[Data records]
____

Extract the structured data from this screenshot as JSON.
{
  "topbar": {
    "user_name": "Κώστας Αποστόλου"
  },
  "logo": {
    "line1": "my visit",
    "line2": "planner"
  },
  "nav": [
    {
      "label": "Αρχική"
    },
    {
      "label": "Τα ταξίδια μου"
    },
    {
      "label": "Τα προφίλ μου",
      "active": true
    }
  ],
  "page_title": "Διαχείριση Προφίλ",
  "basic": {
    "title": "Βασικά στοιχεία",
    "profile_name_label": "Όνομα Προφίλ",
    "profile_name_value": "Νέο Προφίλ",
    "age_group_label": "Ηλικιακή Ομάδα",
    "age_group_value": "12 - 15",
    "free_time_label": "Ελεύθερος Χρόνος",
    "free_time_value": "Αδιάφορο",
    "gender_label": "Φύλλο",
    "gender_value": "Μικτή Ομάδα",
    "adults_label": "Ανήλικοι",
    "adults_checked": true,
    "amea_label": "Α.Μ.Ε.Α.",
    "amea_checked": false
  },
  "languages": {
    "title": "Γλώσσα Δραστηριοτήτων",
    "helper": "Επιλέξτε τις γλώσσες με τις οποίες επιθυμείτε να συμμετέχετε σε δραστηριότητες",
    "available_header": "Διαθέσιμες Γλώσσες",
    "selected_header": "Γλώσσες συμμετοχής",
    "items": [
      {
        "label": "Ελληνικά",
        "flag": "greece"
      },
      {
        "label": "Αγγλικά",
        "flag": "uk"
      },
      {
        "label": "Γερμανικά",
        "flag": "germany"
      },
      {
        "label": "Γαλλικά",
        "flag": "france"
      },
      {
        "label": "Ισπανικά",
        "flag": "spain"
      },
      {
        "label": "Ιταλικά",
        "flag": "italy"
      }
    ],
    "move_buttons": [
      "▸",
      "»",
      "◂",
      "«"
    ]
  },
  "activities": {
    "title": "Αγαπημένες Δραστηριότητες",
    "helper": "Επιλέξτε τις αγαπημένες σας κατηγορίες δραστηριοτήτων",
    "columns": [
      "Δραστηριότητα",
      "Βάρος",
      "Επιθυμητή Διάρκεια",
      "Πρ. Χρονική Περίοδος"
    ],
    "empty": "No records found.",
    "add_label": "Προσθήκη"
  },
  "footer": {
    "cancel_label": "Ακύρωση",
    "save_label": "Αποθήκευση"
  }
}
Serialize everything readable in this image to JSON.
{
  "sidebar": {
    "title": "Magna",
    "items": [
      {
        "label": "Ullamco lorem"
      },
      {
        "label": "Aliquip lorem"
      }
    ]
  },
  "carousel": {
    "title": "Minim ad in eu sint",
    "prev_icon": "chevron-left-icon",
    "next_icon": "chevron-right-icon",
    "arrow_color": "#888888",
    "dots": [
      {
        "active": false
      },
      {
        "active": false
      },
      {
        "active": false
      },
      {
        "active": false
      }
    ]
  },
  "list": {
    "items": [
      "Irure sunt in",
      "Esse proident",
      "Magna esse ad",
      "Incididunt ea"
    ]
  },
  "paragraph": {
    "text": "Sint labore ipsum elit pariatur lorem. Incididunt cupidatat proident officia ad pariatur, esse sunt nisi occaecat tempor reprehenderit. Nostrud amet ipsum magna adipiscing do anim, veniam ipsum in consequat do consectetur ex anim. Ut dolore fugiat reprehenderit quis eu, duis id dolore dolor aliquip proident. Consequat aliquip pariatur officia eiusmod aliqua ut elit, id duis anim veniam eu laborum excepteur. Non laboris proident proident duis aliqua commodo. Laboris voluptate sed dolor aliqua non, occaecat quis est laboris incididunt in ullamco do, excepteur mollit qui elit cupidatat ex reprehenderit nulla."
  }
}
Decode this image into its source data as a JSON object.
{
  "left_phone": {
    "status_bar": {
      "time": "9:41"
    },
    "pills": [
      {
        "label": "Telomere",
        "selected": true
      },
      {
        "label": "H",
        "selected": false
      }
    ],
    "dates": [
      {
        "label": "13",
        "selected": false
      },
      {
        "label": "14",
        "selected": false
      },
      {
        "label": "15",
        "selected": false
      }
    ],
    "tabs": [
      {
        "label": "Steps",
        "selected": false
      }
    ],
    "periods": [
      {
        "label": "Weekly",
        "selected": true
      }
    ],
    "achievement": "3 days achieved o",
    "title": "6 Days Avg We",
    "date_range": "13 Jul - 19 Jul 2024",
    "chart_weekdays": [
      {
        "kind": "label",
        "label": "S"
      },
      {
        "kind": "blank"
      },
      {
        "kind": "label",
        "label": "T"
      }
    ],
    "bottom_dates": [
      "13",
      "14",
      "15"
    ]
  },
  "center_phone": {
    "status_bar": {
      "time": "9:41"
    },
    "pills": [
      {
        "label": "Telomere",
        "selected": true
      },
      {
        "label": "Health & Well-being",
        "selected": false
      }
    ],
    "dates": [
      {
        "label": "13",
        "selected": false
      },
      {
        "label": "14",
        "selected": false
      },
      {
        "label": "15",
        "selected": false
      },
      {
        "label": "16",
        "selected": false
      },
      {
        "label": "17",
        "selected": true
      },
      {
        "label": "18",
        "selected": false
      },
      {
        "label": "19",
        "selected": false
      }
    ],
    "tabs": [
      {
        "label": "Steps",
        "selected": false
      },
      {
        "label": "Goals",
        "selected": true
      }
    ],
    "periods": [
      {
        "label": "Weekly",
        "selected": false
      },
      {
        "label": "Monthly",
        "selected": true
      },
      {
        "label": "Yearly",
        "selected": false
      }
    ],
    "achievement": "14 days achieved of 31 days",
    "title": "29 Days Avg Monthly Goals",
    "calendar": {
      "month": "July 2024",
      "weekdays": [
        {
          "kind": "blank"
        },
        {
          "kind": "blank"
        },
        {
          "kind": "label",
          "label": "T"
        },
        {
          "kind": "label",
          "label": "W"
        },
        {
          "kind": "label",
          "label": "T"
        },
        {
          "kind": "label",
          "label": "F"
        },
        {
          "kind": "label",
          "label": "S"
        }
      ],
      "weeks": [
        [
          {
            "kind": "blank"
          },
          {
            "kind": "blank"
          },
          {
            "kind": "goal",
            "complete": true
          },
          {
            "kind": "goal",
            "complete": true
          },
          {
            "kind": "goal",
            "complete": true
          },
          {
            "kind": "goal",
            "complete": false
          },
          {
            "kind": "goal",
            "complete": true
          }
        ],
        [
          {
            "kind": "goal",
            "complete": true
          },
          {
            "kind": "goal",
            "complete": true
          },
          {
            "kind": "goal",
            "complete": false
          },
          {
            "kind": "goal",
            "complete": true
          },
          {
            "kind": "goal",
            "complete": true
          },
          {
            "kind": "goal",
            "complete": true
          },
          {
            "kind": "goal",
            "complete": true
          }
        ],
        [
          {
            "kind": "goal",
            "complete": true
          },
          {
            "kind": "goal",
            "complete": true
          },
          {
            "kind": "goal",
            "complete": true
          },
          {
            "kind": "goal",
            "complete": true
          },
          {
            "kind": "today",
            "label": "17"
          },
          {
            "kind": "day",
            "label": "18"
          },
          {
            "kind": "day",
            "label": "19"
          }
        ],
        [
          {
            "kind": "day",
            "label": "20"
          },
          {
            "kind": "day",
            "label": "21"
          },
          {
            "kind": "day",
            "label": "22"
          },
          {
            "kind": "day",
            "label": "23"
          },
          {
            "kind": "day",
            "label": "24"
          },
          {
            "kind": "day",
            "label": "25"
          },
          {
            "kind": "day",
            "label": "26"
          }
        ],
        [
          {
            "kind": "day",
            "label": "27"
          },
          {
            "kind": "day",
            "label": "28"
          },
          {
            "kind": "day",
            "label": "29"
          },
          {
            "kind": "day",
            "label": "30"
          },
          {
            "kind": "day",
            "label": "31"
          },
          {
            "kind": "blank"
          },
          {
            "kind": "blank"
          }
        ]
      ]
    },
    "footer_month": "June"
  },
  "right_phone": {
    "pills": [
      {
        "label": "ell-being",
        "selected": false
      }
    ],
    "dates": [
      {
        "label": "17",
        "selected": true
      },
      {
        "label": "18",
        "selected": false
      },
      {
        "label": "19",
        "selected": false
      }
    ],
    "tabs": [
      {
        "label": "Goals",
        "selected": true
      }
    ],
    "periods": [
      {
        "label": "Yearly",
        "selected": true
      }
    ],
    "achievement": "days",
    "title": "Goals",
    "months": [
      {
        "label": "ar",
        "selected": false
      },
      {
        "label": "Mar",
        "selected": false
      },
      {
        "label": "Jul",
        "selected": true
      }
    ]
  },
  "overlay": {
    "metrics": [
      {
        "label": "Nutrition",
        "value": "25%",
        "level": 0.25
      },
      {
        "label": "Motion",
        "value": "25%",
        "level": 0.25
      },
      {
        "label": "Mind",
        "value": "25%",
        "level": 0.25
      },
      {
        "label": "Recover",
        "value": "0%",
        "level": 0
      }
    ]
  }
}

____

Goal:
Identify the lines in the records above that contain the word "proident", then state how many there are and nothing more.

Task result:
2